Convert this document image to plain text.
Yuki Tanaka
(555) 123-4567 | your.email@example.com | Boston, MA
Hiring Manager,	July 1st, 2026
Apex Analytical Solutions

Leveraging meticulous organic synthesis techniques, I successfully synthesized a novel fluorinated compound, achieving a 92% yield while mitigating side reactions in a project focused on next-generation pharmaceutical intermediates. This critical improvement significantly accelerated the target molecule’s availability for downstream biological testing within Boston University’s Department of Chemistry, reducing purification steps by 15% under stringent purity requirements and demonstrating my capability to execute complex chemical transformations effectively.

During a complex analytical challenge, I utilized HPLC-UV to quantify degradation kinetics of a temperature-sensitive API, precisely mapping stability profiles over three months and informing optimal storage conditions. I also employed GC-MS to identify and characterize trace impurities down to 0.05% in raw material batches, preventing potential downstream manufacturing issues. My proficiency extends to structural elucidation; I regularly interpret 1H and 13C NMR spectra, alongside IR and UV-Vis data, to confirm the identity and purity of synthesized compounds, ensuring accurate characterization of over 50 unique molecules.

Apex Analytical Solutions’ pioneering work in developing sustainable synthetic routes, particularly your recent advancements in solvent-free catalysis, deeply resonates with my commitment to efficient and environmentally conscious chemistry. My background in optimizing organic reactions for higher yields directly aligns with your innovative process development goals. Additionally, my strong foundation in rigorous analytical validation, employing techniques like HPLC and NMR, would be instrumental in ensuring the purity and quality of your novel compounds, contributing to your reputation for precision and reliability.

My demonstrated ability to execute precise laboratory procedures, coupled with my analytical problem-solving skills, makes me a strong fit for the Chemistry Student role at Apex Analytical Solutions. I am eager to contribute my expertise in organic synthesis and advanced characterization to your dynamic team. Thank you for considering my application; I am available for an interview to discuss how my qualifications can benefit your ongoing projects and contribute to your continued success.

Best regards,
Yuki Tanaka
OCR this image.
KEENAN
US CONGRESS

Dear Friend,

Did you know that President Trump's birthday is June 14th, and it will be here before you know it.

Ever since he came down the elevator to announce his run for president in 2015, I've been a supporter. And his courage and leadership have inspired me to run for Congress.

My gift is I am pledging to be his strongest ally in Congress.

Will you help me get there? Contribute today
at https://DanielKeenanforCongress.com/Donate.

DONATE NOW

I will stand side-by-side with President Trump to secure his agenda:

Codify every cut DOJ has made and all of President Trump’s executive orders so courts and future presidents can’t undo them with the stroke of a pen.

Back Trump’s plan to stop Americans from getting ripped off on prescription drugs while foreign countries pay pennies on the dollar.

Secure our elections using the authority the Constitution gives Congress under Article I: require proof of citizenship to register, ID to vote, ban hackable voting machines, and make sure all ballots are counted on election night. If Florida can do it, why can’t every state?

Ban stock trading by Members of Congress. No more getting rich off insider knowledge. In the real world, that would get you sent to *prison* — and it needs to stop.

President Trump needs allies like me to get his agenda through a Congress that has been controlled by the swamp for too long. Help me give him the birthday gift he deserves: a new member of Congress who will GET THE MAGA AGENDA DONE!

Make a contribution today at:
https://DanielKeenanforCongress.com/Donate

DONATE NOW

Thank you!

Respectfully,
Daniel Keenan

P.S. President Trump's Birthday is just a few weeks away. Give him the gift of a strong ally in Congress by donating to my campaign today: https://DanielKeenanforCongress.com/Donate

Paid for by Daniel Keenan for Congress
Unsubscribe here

■ **Stated exercise**
Copy out each line of the material that holds the word "every".

■ **Answer to the exercise**
Codify every cut DOJ has made and all of President Trump’s executive orders so courts and future presidents can’t undo them with the stroke of a pen.
Secure our elections using the authority the Constitution gives Congress under Article I: require proof of citizenship to register, ID to vote, ban hackable voting machines, and make sure all ballots are counted on election night. If Florida can do it, why can’t every state?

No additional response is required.